Information provided:
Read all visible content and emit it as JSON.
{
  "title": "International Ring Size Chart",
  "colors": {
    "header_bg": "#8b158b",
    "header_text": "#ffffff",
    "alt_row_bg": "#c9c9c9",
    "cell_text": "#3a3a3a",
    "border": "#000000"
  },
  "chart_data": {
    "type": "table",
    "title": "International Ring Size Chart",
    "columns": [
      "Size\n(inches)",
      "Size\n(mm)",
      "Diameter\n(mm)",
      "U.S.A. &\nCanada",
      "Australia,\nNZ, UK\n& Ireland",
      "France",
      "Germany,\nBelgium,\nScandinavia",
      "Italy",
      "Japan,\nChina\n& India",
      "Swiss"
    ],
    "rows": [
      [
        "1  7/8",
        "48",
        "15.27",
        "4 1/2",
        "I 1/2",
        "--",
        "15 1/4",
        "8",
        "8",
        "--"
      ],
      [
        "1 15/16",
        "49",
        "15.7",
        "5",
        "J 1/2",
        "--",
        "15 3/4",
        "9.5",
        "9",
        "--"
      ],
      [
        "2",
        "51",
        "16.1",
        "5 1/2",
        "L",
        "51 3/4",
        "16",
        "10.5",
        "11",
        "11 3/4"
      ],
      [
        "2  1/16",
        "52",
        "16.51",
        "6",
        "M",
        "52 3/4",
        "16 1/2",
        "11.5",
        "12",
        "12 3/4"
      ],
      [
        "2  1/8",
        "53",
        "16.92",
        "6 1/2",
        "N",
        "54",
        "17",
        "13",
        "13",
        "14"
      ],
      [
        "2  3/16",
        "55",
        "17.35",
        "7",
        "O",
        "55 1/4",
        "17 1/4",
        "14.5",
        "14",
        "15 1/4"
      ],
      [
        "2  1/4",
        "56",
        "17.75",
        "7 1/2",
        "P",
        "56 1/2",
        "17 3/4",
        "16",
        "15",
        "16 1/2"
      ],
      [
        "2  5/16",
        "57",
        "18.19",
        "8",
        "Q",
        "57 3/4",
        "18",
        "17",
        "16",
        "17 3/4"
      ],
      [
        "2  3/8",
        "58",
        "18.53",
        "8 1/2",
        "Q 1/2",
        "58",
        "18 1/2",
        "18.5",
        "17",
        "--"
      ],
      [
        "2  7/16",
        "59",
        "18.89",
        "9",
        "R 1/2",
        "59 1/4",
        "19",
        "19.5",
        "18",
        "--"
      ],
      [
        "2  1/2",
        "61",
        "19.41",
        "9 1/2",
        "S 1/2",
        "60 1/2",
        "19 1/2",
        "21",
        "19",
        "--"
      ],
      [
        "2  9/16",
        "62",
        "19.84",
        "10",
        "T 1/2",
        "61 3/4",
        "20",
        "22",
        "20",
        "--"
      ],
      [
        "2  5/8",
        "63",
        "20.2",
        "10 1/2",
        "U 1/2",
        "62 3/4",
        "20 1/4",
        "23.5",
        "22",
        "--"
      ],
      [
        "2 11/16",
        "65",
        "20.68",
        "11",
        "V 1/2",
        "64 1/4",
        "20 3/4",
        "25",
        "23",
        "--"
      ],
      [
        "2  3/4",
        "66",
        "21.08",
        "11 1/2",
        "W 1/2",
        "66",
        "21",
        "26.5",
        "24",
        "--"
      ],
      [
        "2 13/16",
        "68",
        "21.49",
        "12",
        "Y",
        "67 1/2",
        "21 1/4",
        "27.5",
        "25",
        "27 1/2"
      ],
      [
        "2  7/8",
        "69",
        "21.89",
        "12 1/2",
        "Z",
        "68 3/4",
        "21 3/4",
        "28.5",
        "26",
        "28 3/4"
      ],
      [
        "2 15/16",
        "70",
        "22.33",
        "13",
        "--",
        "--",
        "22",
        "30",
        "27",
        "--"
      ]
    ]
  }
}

Exercise: Write out every line of the listing that holds the word "Size".

Full output:
  "title": "International Ring Size Chart",
    "title": "International Ring Size Chart",
      "Size\n(inches)",
      "Size\n(mm)",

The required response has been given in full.